--- Material ---

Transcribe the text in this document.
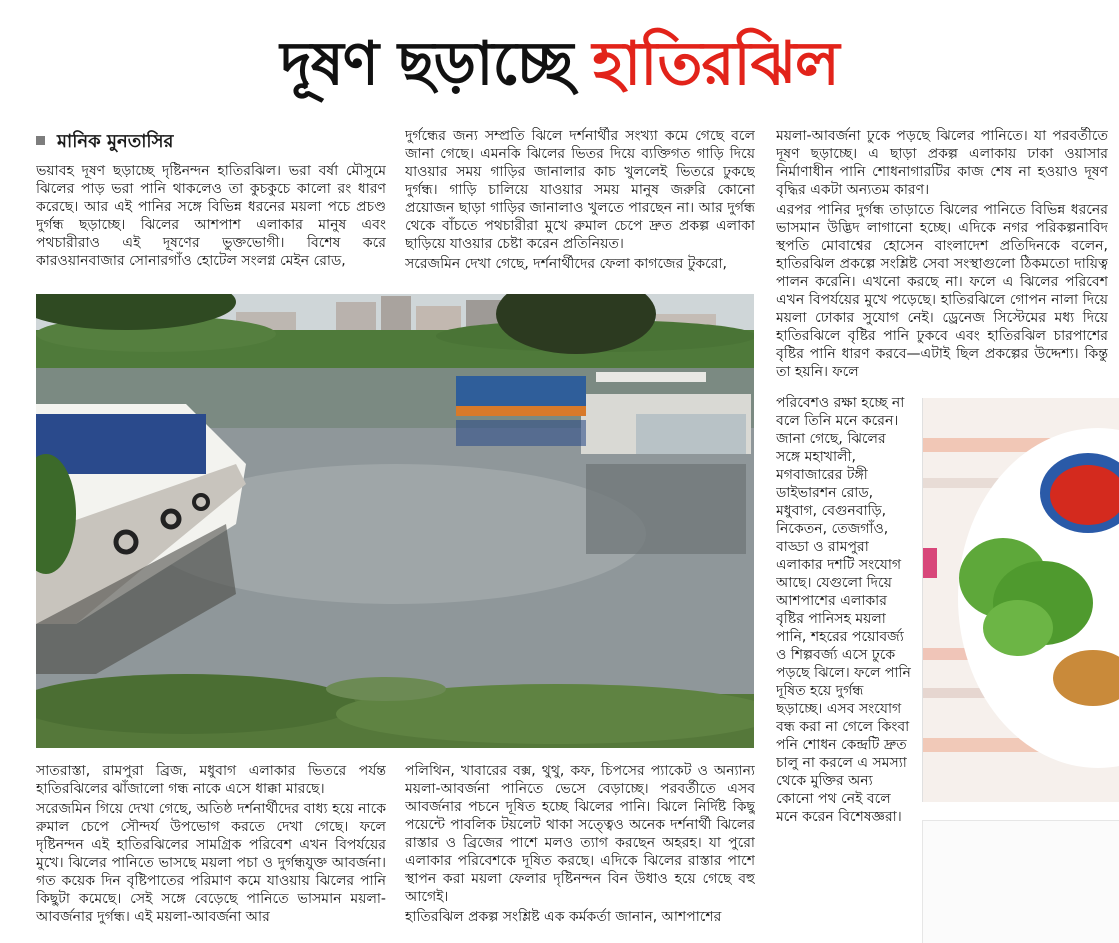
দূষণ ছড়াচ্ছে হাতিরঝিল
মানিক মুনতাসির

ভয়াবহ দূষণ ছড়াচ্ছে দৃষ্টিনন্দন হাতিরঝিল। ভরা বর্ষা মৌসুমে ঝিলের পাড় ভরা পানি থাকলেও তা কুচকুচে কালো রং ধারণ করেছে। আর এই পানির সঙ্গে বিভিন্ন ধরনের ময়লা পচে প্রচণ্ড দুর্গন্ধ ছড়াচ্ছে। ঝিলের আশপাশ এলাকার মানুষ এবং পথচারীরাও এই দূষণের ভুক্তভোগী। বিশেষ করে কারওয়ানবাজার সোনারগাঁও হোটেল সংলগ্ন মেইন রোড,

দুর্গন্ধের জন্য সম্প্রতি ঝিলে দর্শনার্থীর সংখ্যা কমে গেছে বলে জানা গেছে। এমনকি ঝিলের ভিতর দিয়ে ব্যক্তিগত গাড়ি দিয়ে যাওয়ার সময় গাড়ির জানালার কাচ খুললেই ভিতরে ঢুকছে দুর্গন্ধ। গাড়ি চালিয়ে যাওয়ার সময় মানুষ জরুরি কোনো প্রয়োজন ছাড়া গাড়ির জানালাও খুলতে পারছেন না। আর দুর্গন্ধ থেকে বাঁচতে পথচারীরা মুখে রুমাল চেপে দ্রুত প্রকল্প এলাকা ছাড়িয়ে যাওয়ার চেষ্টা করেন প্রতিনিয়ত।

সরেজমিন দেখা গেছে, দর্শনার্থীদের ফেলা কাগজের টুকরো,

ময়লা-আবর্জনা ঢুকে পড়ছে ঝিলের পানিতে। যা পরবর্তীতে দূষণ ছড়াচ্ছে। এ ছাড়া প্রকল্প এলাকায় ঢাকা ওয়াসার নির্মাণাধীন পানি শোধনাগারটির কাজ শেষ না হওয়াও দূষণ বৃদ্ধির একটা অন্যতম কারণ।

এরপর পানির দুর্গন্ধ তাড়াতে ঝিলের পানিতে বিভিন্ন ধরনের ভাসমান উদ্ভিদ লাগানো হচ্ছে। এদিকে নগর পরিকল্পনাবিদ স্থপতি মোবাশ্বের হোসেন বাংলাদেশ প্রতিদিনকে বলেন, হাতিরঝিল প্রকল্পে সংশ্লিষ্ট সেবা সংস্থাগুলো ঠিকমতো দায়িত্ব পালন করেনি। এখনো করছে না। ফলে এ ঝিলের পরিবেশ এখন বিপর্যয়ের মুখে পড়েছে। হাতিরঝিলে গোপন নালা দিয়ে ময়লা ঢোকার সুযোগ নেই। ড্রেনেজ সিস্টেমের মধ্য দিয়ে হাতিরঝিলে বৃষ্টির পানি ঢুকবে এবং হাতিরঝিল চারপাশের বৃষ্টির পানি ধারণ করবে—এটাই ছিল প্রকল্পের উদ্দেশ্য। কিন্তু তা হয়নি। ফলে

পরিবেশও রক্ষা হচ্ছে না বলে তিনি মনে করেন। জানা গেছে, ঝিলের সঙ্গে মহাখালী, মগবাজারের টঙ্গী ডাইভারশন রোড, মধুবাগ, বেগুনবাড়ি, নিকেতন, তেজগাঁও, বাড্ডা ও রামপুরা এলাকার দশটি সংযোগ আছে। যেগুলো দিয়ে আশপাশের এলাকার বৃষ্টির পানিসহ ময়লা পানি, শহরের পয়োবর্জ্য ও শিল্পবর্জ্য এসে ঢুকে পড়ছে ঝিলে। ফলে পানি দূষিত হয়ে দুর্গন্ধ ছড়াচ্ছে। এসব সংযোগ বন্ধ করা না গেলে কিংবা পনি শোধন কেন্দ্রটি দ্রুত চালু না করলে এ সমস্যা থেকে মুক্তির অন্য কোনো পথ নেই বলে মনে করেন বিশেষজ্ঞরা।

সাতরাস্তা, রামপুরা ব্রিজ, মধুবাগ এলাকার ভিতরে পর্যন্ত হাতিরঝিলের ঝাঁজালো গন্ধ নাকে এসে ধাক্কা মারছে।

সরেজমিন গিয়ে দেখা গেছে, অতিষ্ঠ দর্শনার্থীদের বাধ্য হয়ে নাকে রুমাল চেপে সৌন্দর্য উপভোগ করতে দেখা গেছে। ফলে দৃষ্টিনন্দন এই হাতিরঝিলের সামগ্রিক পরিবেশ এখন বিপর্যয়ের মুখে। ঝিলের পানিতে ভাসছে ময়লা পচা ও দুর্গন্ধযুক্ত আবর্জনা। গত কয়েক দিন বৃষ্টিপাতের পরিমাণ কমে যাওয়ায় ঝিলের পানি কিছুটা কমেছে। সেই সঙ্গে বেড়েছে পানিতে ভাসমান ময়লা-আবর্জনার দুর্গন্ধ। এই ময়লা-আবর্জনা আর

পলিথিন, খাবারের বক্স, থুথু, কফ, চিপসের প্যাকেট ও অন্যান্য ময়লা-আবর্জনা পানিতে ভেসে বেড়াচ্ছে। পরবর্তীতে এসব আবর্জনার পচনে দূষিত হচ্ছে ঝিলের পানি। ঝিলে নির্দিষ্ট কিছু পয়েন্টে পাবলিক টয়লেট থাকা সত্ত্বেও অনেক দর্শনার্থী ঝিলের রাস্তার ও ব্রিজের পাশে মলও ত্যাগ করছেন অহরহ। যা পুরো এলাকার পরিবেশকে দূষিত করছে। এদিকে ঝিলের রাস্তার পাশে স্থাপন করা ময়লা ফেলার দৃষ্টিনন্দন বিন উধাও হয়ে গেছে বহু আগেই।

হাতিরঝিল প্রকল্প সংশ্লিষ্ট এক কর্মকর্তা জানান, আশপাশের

---

Set down every entry word for word, but omit the pictures.

Transcribe the text in this document.
দূষণ ছড়াচ্ছে হাতিরঝিল
মানিক মুনতাসির

ভয়াবহ দূষণ ছড়াচ্ছে দৃষ্টিনন্দন হাতিরঝিল। ভরা বর্ষা মৌসুমে ঝিলের পাড় ভরা পানি থাকলেও তা কুচকুচে কালো রং ধারণ করেছে। আর এই পানির সঙ্গে বিভিন্ন ধরনের ময়লা পচে প্রচণ্ড দুর্গন্ধ ছড়াচ্ছে। ঝিলের আশপাশ এলাকার মানুষ এবং পথচারীরাও এই দূষণের ভুক্তভোগী। বিশেষ করে কারওয়ানবাজার সোনারগাঁও হোটেল সংলগ্ন মেইন রোড,

দুর্গন্ধের জন্য সম্প্রতি ঝিলে দর্শনার্থীর সংখ্যা কমে গেছে বলে জানা গেছে। এমনকি ঝিলের ভিতর দিয়ে ব্যক্তিগত গাড়ি দিয়ে যাওয়ার সময় গাড়ির জানালার কাচ খুললেই ভিতরে ঢুকছে দুর্গন্ধ। গাড়ি চালিয়ে যাওয়ার সময় মানুষ জরুরি কোনো প্রয়োজন ছাড়া গাড়ির জানালাও খুলতে পারছেন না। আর দুর্গন্ধ থেকে বাঁচতে পথচারীরা মুখে রুমাল চেপে দ্রুত প্রকল্প এলাকা ছাড়িয়ে যাওয়ার চেষ্টা করেন প্রতিনিয়ত।

সরেজমিন দেখা গেছে, দর্শনার্থীদের ফেলা কাগজের টুকরো,

ময়লা-আবর্জনা ঢুকে পড়ছে ঝিলের পানিতে। যা পরবর্তীতে দূষণ ছড়াচ্ছে। এ ছাড়া প্রকল্প এলাকায় ঢাকা ওয়াসার নির্মাণাধীন পানি শোধনাগারটির কাজ শেষ না হওয়াও দূষণ বৃদ্ধির একটা অন্যতম কারণ।

এরপর পানির দুর্গন্ধ তাড়াতে ঝিলের পানিতে বিভিন্ন ধরনের ভাসমান উদ্ভিদ লাগানো হচ্ছে। এদিকে নগর পরিকল্পনাবিদ স্থপতি মোবাশ্বের হোসেন বাংলাদেশ প্রতিদিনকে বলেন, হাতিরঝিল প্রকল্পে সংশ্লিষ্ট সেবা সংস্থাগুলো ঠিকমতো দায়িত্ব পালন করেনি। এখনো করছে না। ফলে এ ঝিলের পরিবেশ এখন বিপর্যয়ের মুখে পড়েছে। হাতিরঝিলে গোপন নালা দিয়ে ময়লা ঢোকার সুযোগ নেই। ড্রেনেজ সিস্টেমের মধ্য দিয়ে হাতিরঝিলে বৃষ্টির পানি ঢুকবে এবং হাতিরঝিল চারপাশের বৃষ্টির পানি ধারণ করবে—এটাই ছিল প্রকল্পের উদ্দেশ্য। কিন্তু তা হয়নি। ফলে

পরিবেশও রক্ষা হচ্ছে না বলে তিনি মনে করেন। জানা গেছে, ঝিলের সঙ্গে মহাখালী, মগবাজারের টঙ্গী ডাইভারশন রোড, মধুবাগ, বেগুনবাড়ি, নিকেতন, তেজগাঁও, বাড্ডা ও রামপুরা এলাকার দশটি সংযোগ আছে। যেগুলো দিয়ে আশপাশের এলাকার বৃষ্টির পানিসহ ময়লা পানি, শহরের পয়োবর্জ্য ও শিল্পবর্জ্য এসে ঢুকে পড়ছে ঝিলে। ফলে পানি দূষিত হয়ে দুর্গন্ধ ছড়াচ্ছে। এসব সংযোগ বন্ধ করা না গেলে কিংবা পনি শোধন কেন্দ্রটি দ্রুত চালু না করলে এ সমস্যা থেকে মুক্তির অন্য কোনো পথ নেই বলে মনে করেন বিশেষজ্ঞরা।

সাতরাস্তা, রামপুরা ব্রিজ, মধুবাগ এলাকার ভিতরে পর্যন্ত হাতিরঝিলের ঝাঁজালো গন্ধ নাকে এসে ধাক্কা মারছে।

সরেজমিন গিয়ে দেখা গেছে, অতিষ্ঠ দর্শনার্থীদের বাধ্য হয়ে নাকে রুমাল চেপে সৌন্দর্য উপভোগ করতে দেখা গেছে। ফলে দৃষ্টিনন্দন এই হাতিরঝিলের সামগ্রিক পরিবেশ এখন বিপর্যয়ের মুখে। ঝিলের পানিতে ভাসছে ময়লা পচা ও দুর্গন্ধযুক্ত আবর্জনা। গত কয়েক দিন বৃষ্টিপাতের পরিমাণ কমে যাওয়ায় ঝিলের পানি কিছুটা কমেছে। সেই সঙ্গে বেড়েছে পানিতে ভাসমান ময়লা-আবর্জনার দুর্গন্ধ। এই ময়লা-আবর্জনা আর

পলিথিন, খাবারের বক্স, থুথু, কফ, চিপসের প্যাকেট ও অন্যান্য ময়লা-আবর্জনা পানিতে ভেসে বেড়াচ্ছে। পরবর্তীতে এসব আবর্জনার পচনে দূষিত হচ্ছে ঝিলের পানি। ঝিলে নির্দিষ্ট কিছু পয়েন্টে পাবলিক টয়লেট থাকা সত্ত্বেও অনেক দর্শনার্থী ঝিলের রাস্তার ও ব্রিজের পাশে মলও ত্যাগ করছেন অহরহ। যা পুরো এলাকার পরিবেশকে দূষিত করছে। এদিকে ঝিলের রাস্তার পাশে স্থাপন করা ময়লা ফেলার দৃষ্টিনন্দন বিন উধাও হয়ে গেছে বহু আগেই।

হাতিরঝিল প্রকল্প সংশ্লিষ্ট এক কর্মকর্তা জানান, আশপাশের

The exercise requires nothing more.